Directions for this task:
Write only the number of lines holding the string "battery".

- - - - -

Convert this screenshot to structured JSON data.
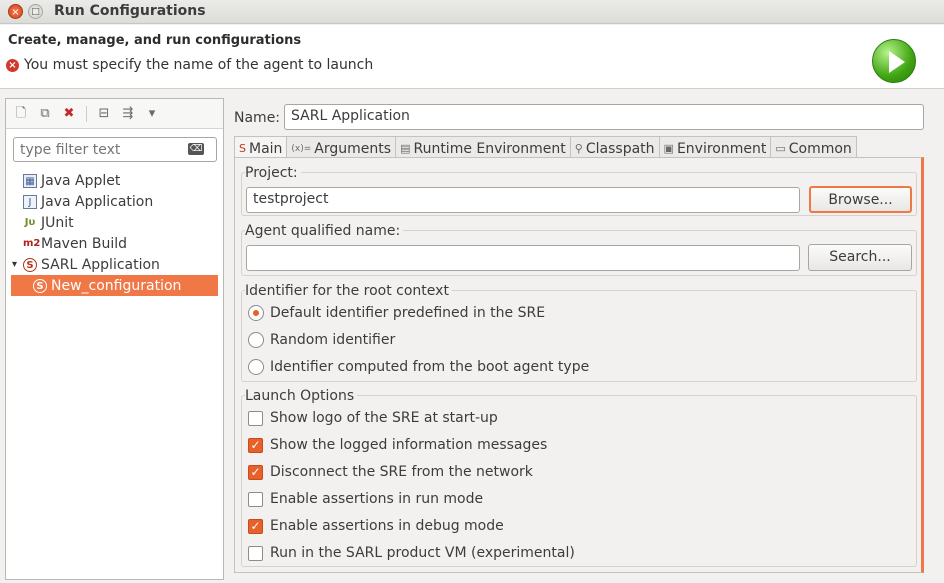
{
  "window": {
    "title": "Run Configurations",
    "close_glyph": "×",
    "max_glyph": "□"
  },
  "header": {
    "title": "Create, manage, and run configurations",
    "error_message": "You must specify the name of the agent to launch",
    "error_glyph": "×"
  },
  "left": {
    "filter_placeholder": "type filter text",
    "filter_clear_glyph": "⌫",
    "toolbar_glyphs": {
      "new": "🗋",
      "duplicate": "⧉",
      "delete": "✖",
      "collapse": "⊟",
      "filter": "⇶",
      "menu": "▾"
    },
    "tree": [
      {
        "label": "Java Applet",
        "icon": "java-applet-icon",
        "glyph": "▦"
      },
      {
        "label": "Java Application",
        "icon": "java-application-icon",
        "glyph": "J"
      },
      {
        "label": "JUnit",
        "icon": "junit-icon",
        "glyph": "Jυ"
      },
      {
        "label": "Maven Build",
        "icon": "maven-icon",
        "glyph": "m2"
      },
      {
        "label": "SARL Application",
        "icon": "sarl-icon",
        "glyph": "S",
        "expander": "▾"
      },
      {
        "label": "New_configuration",
        "icon": "sarl-config-icon",
        "glyph": "S",
        "selected": true
      }
    ]
  },
  "right": {
    "name_label": "Name:",
    "name_value": "SARL Application",
    "tabs": [
      {
        "label": "Main",
        "glyph": "S",
        "active": true
      },
      {
        "label": "Arguments",
        "glyph": "(x)="
      },
      {
        "label": "Runtime Environment",
        "glyph": "▤"
      },
      {
        "label": "Classpath",
        "glyph": "⚲"
      },
      {
        "label": "Environment",
        "glyph": "▣"
      },
      {
        "label": "Common",
        "glyph": "▭"
      }
    ],
    "project": {
      "label": "Project:",
      "value": "testproject",
      "browse_label": "Browse..."
    },
    "agent": {
      "label": "Agent qualified name:",
      "value": "",
      "search_label": "Search..."
    },
    "identifier": {
      "label": "Identifier for the root context",
      "options": [
        {
          "label": "Default identifier predefined in the SRE",
          "checked": true
        },
        {
          "label": "Random identifier",
          "checked": false
        },
        {
          "label": "Identifier computed from the boot agent type",
          "checked": false
        }
      ]
    },
    "launch": {
      "label": "Launch Options",
      "check_glyph": "✓",
      "options": [
        {
          "label": "Show logo of the SRE at start-up",
          "checked": false
        },
        {
          "label": "Show the logged information messages",
          "checked": true
        },
        {
          "label": "Disconnect the SRE from the network",
          "checked": true
        },
        {
          "label": "Enable assertions in run mode",
          "checked": false
        },
        {
          "label": "Enable assertions in debug mode",
          "checked": true
        },
        {
          "label": "Run in the SARL product VM (experimental)",
          "checked": false
        }
      ]
    }
  },
  "colors": {
    "accent": "#f07746",
    "error": "#d1392c",
    "run_green": "#3fa412"
  }
}
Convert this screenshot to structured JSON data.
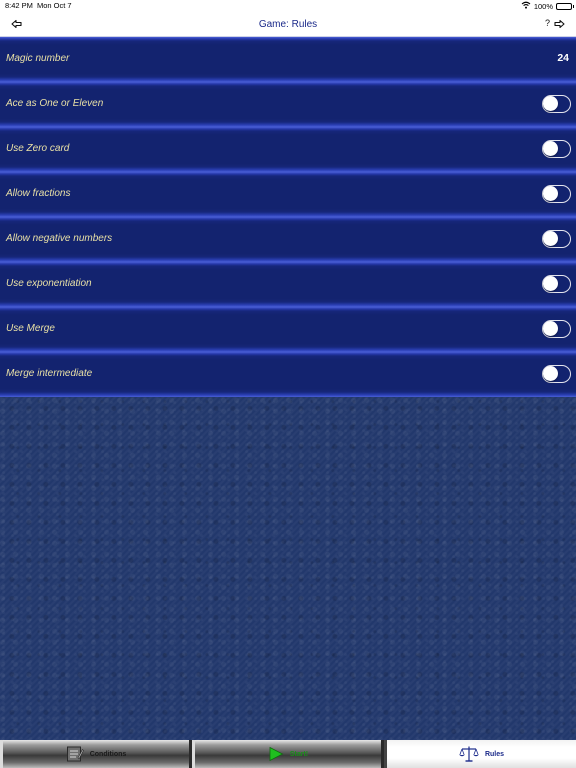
{
  "status_bar": {
    "time": "8:42 PM",
    "date": "Mon Oct 7",
    "battery": "100%",
    "wifi_icon": "wifi-icon",
    "battery_icon": "battery-icon"
  },
  "nav": {
    "title": "Game: Rules",
    "back_icon": "back-arrow-icon",
    "help_label": "?",
    "forward_icon": "forward-arrow-icon"
  },
  "rules": {
    "magic_number": {
      "label": "Magic number",
      "value": "24"
    },
    "options": [
      {
        "label": "Ace as One or Eleven",
        "enabled": false
      },
      {
        "label": "Use Zero card",
        "enabled": false
      },
      {
        "label": "Allow fractions",
        "enabled": false
      },
      {
        "label": "Allow negative numbers",
        "enabled": false
      },
      {
        "label": "Use exponentiation",
        "enabled": false
      },
      {
        "label": "Use Merge",
        "enabled": false
      },
      {
        "label": "Merge intermediate",
        "enabled": false
      }
    ]
  },
  "tabs": [
    {
      "label": "Conditions",
      "icon": "notepad-icon",
      "selected": false
    },
    {
      "label": "Start!",
      "icon": "play-icon",
      "selected": false
    },
    {
      "label": "Rules",
      "icon": "balance-scale-icon",
      "selected": true
    }
  ],
  "colors": {
    "row_background": "#13236f",
    "row_highlight": "#4a5fd6",
    "label_text": "#e8e0a6",
    "title_text": "#1b2a8a",
    "texture_background": "#22386c",
    "start_green": "#1a8f1a"
  }
}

- - - - -

Result for this task:
2